Problem: Reproduce the lines of each of the following items without any change, leaving out the pictures.

(Annotated element listings)
—————
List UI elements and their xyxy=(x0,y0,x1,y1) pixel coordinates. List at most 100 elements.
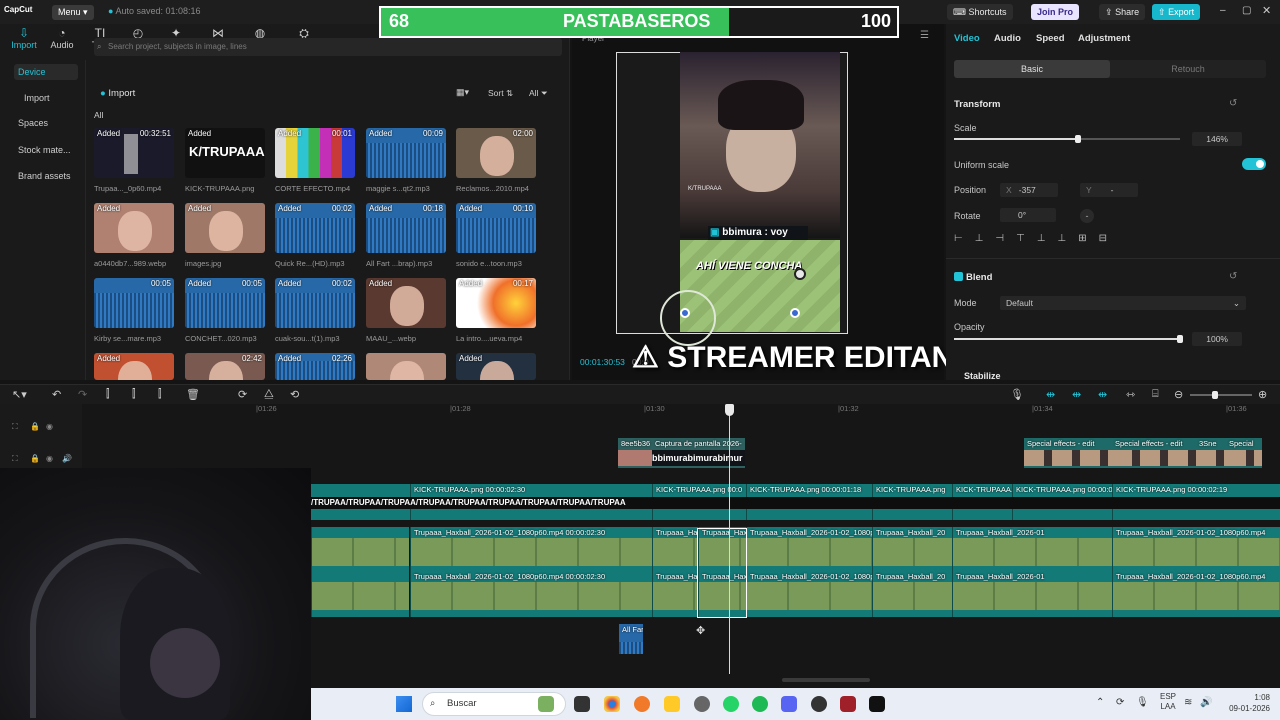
player-menu-icon[interactable]: ☰ xyxy=(920,30,929,41)
media-item[interactable]: Added 00:02 xyxy=(275,278,355,328)
video-clip[interactable]: Trupaaa_Haxball_20 xyxy=(872,571,952,617)
timeline-clip[interactable]: 8ee5b36 xyxy=(618,438,652,468)
reset-transform-icon[interactable]: ↺ xyxy=(1229,98,1237,109)
video-clip[interactable]: Trupaaa_Haxball_2026-01-02_1080p60.mp4 0… xyxy=(410,571,652,617)
media-item[interactable]: 02:00 xyxy=(456,128,536,178)
scale-input[interactable]: 146% xyxy=(1192,132,1242,146)
zoom-in-icon[interactable]: ⊕ xyxy=(1258,388,1267,401)
video-clip[interactable]: Trupaaa_Haxball_2026-01-02_1080p60.mp4 0… xyxy=(410,527,652,573)
rotate-dial-icon[interactable]: - xyxy=(1080,209,1094,223)
sidebar-item-import[interactable]: Import xyxy=(14,90,78,106)
recorder-icon[interactable] xyxy=(811,696,827,712)
share-button[interactable]: ⇪ Share xyxy=(1099,4,1146,20)
video-clip[interactable]: Trupaaa_Haxball_2026-01-02_1080p xyxy=(746,527,872,573)
sidebar-item-spaces[interactable]: Spaces xyxy=(14,115,78,131)
view-toggle-icon[interactable]: ▦▾ xyxy=(456,87,469,98)
video-clip[interactable] xyxy=(311,571,409,617)
basic-retouch-toggle[interactable]: Basic Retouch xyxy=(954,60,1266,78)
media-item[interactable] xyxy=(366,353,446,380)
video-clip[interactable]: Trupaaa_Hax xyxy=(652,527,698,573)
menu-button[interactable]: Menu ▾ xyxy=(52,5,94,20)
chrome-icon[interactable] xyxy=(604,696,620,712)
import-link[interactable]: ● Import xyxy=(100,88,135,99)
audio-clip[interactable]: All Far xyxy=(619,624,643,654)
media-item[interactable]: Added 00:18 xyxy=(366,203,446,253)
sidebar-item-device[interactable]: Device xyxy=(14,64,78,80)
position-x-input[interactable]: X -357 xyxy=(1000,183,1058,197)
obs-icon[interactable] xyxy=(694,696,710,712)
caption-icon[interactable]: ⌸ xyxy=(1152,388,1159,401)
media-item[interactable]: Added xyxy=(94,203,174,253)
minimize-icon[interactable]: – xyxy=(1220,5,1226,16)
select-tool-icon[interactable]: ↖▾ xyxy=(12,388,27,401)
filter-button[interactable]: All ⏷ xyxy=(529,88,548,99)
video-clip[interactable]: Trupaaa_Haxball_2026-01 xyxy=(952,571,1112,617)
media-item[interactable]: Added xyxy=(366,278,446,328)
windows-start-icon[interactable] xyxy=(396,696,412,712)
mode-select[interactable]: Default ⌄ xyxy=(1000,296,1246,310)
selected-clip-outline[interactable] xyxy=(697,528,747,618)
maximize-icon[interactable]: ▢ xyxy=(1242,5,1251,16)
media-item[interactable]: Added 00:17 xyxy=(456,278,536,328)
mirror-icon[interactable]: ⧋ xyxy=(264,388,274,401)
blend-checkbox[interactable] xyxy=(954,272,963,281)
media-item[interactable]: Added 00:32:51 xyxy=(94,128,174,178)
video-clip[interactable]: Trupaaa_Haxball_2026-01 xyxy=(952,527,1112,573)
file-explorer-icon[interactable] xyxy=(664,696,680,712)
delete-icon[interactable]: 🗑 xyxy=(186,388,200,401)
playhead-handle[interactable] xyxy=(725,404,734,416)
zoom-out-icon[interactable]: ⊖ xyxy=(1174,388,1183,401)
media-item[interactable]: 00:05 xyxy=(94,278,174,328)
opacity-input[interactable]: 100% xyxy=(1192,332,1242,346)
scale-slider[interactable] xyxy=(954,135,1180,143)
playhead[interactable] xyxy=(729,404,730,674)
sync-icon[interactable]: ⟳ xyxy=(1116,697,1124,708)
link-icon[interactable]: ⇹ xyxy=(1072,388,1081,401)
microphone-icon[interactable]: 🎙 xyxy=(1010,388,1024,401)
scale-slider-handle[interactable] xyxy=(1075,135,1082,143)
whatsapp-icon[interactable] xyxy=(723,696,739,712)
discord-icon[interactable] xyxy=(781,696,797,712)
rotate-icon[interactable]: ⟲ xyxy=(290,388,299,401)
uniform-scale-toggle[interactable] xyxy=(1242,158,1266,170)
media-item[interactable]: Added xyxy=(94,353,174,380)
language-indicator[interactable]: ESP LAA xyxy=(1160,692,1176,712)
effect-clip[interactable]: Special xyxy=(1226,438,1262,468)
align-toolbar[interactable]: ⊢⊥⊣⊤⊥⊥⊞⊟ xyxy=(954,233,1144,249)
reset-blend-icon[interactable]: ↺ xyxy=(1229,271,1237,282)
reverse-icon[interactable]: ⟳ xyxy=(238,388,247,401)
opacity-slider[interactable] xyxy=(954,335,1183,343)
timeline-clip[interactable]: Captura de pantalla 2026- bbimurabimurab… xyxy=(652,438,745,468)
media-item[interactable]: Added 00:01 xyxy=(275,128,355,178)
shortcuts-button[interactable]: ⌨ Shortcuts xyxy=(947,4,1013,20)
split-left-icon[interactable]: ⫿ xyxy=(132,388,136,401)
firefox-icon[interactable] xyxy=(634,696,650,712)
spotify-icon[interactable] xyxy=(752,696,768,712)
media-item[interactable]: Added xyxy=(185,203,265,253)
search-input[interactable]: ⌕ Search project, subjects in image, line… xyxy=(94,38,562,56)
zoom-slider-handle[interactable] xyxy=(1212,391,1218,399)
video-clip[interactable]: Trupaaa_Hax xyxy=(652,571,698,617)
video-clip[interactable]: Trupaaa_Haxball_2026-01-02_1080p60.mp4 xyxy=(1112,527,1280,573)
capcut-taskbar-icon[interactable] xyxy=(869,696,885,712)
effect-clip[interactable]: Special effects - edit xyxy=(1112,438,1196,468)
wifi-icon[interactable]: ≋ xyxy=(1184,697,1192,708)
join-pro-button[interactable]: Join Pro xyxy=(1031,4,1080,20)
audio-mute-icon[interactable]: 🔊 xyxy=(62,454,72,463)
task-view-icon[interactable] xyxy=(574,696,590,712)
split-icon[interactable]: ⫿ xyxy=(106,388,110,401)
magnet-icon[interactable]: ⇹ xyxy=(1046,388,1055,401)
export-button[interactable]: ⇧ Export xyxy=(1152,4,1201,20)
effect-clip[interactable]: 3Sne xyxy=(1196,438,1226,468)
tab-speed[interactable]: Speed xyxy=(1036,33,1065,44)
media-item[interactable]: Added xyxy=(456,353,536,380)
chevron-up-icon[interactable]: ⌃ xyxy=(1096,697,1104,708)
tab-retouch[interactable]: Retouch xyxy=(1110,60,1266,78)
media-item[interactable]: K/TRUPAAA Added xyxy=(185,128,265,178)
eye-icon[interactable]: ◉ xyxy=(46,422,53,431)
sidebar-item-brand-assets[interactable]: Brand assets xyxy=(14,168,78,184)
rotate-input[interactable]: 0° xyxy=(1000,208,1056,222)
clock[interactable]: 1:08 09-01-2026 xyxy=(1222,692,1270,714)
widget-icon[interactable] xyxy=(538,696,554,712)
media-item[interactable]: Added 02:26 xyxy=(275,353,355,380)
—————
Expected answer:
List UI elements and their xyxy=(x0,y0,x1,y1) pixel coordinates. List at most 100 elements.
player-menu-icon[interactable]: ☰ xyxy=(920,30,929,41)
media-item[interactable]: Added 00:02 xyxy=(275,278,355,328)
video-clip[interactable]: Trupaaa_Haxball_20 xyxy=(872,571,952,617)
timeline-clip[interactable]: 8ee5b36 xyxy=(618,438,652,468)
reset-transform-icon[interactable]: ↺ xyxy=(1229,98,1237,109)
video-clip[interactable]: Trupaaa_Haxball_2026-01-02_1080p60.mp4 0… xyxy=(410,571,652,617)
media-item[interactable]: 02:00 xyxy=(456,128,536,178)
scale-input[interactable]: 146% xyxy=(1192,132,1242,146)
zoom-in-icon[interactable]: ⊕ xyxy=(1258,388,1267,401)
video-clip[interactable]: Trupaaa_Haxball_2026-01-02_1080p60.mp4 0… xyxy=(410,527,652,573)
rotate-dial-icon[interactable]: - xyxy=(1080,209,1094,223)
sidebar-item-import[interactable]: Import xyxy=(14,90,78,106)
recorder-icon[interactable] xyxy=(811,696,827,712)
share-button[interactable]: ⇪ Share xyxy=(1099,4,1146,20)
video-clip[interactable]: Trupaaa_Haxball_2026-01-02_1080p xyxy=(746,527,872,573)
sidebar-item-spaces[interactable]: Spaces xyxy=(14,115,78,131)
view-toggle-icon[interactable]: ▦▾ xyxy=(456,87,469,98)
video-clip[interactable] xyxy=(311,571,409,617)
basic-retouch-toggle[interactable]: Basic Retouch xyxy=(954,60,1266,78)
media-item[interactable] xyxy=(366,353,446,380)
video-clip[interactable]: Trupaaa_Hax xyxy=(652,527,698,573)
menu-button[interactable]: Menu ▾ xyxy=(52,5,94,20)
chrome-icon[interactable] xyxy=(604,696,620,712)
import-link[interactable]: ● Import xyxy=(100,88,135,99)
audio-clip[interactable]: All Far xyxy=(619,624,643,654)
media-item[interactable]: Added 00:18 xyxy=(366,203,446,253)
sidebar-item-device[interactable]: Device xyxy=(14,64,78,80)
position-x-input[interactable]: X -357 xyxy=(1000,183,1058,197)
obs-icon[interactable] xyxy=(694,696,710,712)
caption-icon[interactable]: ⌸ xyxy=(1152,388,1159,401)
media-item[interactable]: Added xyxy=(94,203,174,253)
minimize-icon[interactable]: – xyxy=(1220,5,1226,16)
select-tool-icon[interactable]: ↖▾ xyxy=(12,388,27,401)
filter-button[interactable]: All ⏷ xyxy=(529,88,548,99)
video-clip[interactable]: Trupaaa_Haxball_2026-01 xyxy=(952,571,1112,617)
media-item[interactable]: Added xyxy=(366,278,446,328)
windows-start-icon[interactable] xyxy=(396,696,412,712)
mode-select[interactable]: Default ⌄ xyxy=(1000,296,1246,310)
selected-clip-outline[interactable] xyxy=(697,528,747,618)
maximize-icon[interactable]: ▢ xyxy=(1242,5,1251,16)
media-item[interactable]: Added 00:17 xyxy=(456,278,536,328)
mirror-icon[interactable]: ⧋ xyxy=(264,388,274,401)
blend-checkbox[interactable] xyxy=(954,272,963,281)
media-item[interactable]: Added 00:32:51 xyxy=(94,128,174,178)
video-clip[interactable]: Trupaaa_Haxball_2026-01 xyxy=(952,527,1112,573)
file-explorer-icon[interactable] xyxy=(664,696,680,712)
delete-icon[interactable]: 🗑 xyxy=(186,388,200,401)
playhead-handle[interactable] xyxy=(725,404,734,416)
zoom-out-icon[interactable]: ⊖ xyxy=(1174,388,1183,401)
media-item[interactable]: 00:05 xyxy=(94,278,174,328)
opacity-input[interactable]: 100% xyxy=(1192,332,1242,346)
scale-slider[interactable] xyxy=(954,135,1180,143)
playhead[interactable] xyxy=(729,404,730,674)
sync-icon[interactable]: ⟳ xyxy=(1116,697,1124,708)
link-icon[interactable]: ⇹ xyxy=(1072,388,1081,401)
microphone-icon[interactable]: 🎙 xyxy=(1010,388,1024,401)
scale-slider-handle[interactable] xyxy=(1075,135,1082,143)
whatsapp-icon[interactable] xyxy=(723,696,739,712)
discord-icon[interactable] xyxy=(781,696,797,712)
rotate-icon[interactable]: ⟲ xyxy=(290,388,299,401)
uniform-scale-toggle[interactable] xyxy=(1242,158,1266,170)
media-item[interactable]: Added xyxy=(94,353,174,380)
language-indicator[interactable]: ESP LAA xyxy=(1160,692,1176,712)
effect-clip[interactable]: Special xyxy=(1226,438,1262,468)
align-toolbar[interactable]: ⊢⊥⊣⊤⊥⊥⊞⊟ xyxy=(954,233,1144,249)
reset-blend-icon[interactable]: ↺ xyxy=(1229,271,1237,282)
reverse-icon[interactable]: ⟳ xyxy=(238,388,247,401)
opacity-slider[interactable] xyxy=(954,335,1183,343)
timeline-clip[interactable]: Captura de pantalla 2026- bbimurabimurab… xyxy=(652,438,745,468)
media-item[interactable]: Added 00:01 xyxy=(275,128,355,178)
shortcuts-button[interactable]: ⌨ Shortcuts xyxy=(947,4,1013,20)
split-left-icon[interactable]: ⫿ xyxy=(132,388,136,401)
firefox-icon[interactable] xyxy=(634,696,650,712)
spotify-icon[interactable] xyxy=(752,696,768,712)
media-item[interactable]: Added xyxy=(185,203,265,253)
search-input[interactable]: ⌕ Search project, subjects in image, line… xyxy=(94,38,562,56)
zoom-slider-handle[interactable] xyxy=(1212,391,1218,399)
video-clip[interactable]: Trupaaa_Hax xyxy=(652,571,698,617)
video-clip[interactable]: Trupaaa_Haxball_2026-01-02_1080p60.mp4 xyxy=(1112,527,1280,573)
capcut-taskbar-icon[interactable] xyxy=(869,696,885,712)
effect-clip[interactable]: Special effects - edit xyxy=(1112,438,1196,468)
wifi-icon[interactable]: ≋ xyxy=(1184,697,1192,708)
join-pro-button[interactable]: Join Pro xyxy=(1031,4,1080,20)
audio-mute-icon[interactable]: 🔊 xyxy=(62,454,72,463)
task-view-icon[interactable] xyxy=(574,696,590,712)
split-icon[interactable]: ⫿ xyxy=(106,388,110,401)
magnet-icon[interactable]: ⇹ xyxy=(1046,388,1055,401)
export-button[interactable]: ⇧ Export xyxy=(1152,4,1201,20)
effect-clip[interactable]: 3Sne xyxy=(1196,438,1226,468)
tab-speed[interactable]: Speed xyxy=(1036,33,1065,44)
media-item[interactable]: Added xyxy=(456,353,536,380)
chevron-up-icon[interactable]: ⌃ xyxy=(1096,697,1104,708)
tab-retouch[interactable]: Retouch xyxy=(1110,60,1266,78)
media-item[interactable]: K/TRUPAAA Added xyxy=(185,128,265,178)
eye-icon[interactable]: ◉ xyxy=(46,422,53,431)
sidebar-item-brand-assets[interactable]: Brand assets xyxy=(14,168,78,184)
rotate-input[interactable]: 0° xyxy=(1000,208,1056,222)
clock[interactable]: 1:08 09-01-2026 xyxy=(1222,692,1270,714)
widget-icon[interactable] xyxy=(538,696,554,712)
media-item[interactable]: Added 02:26 xyxy=(275,353,355,380)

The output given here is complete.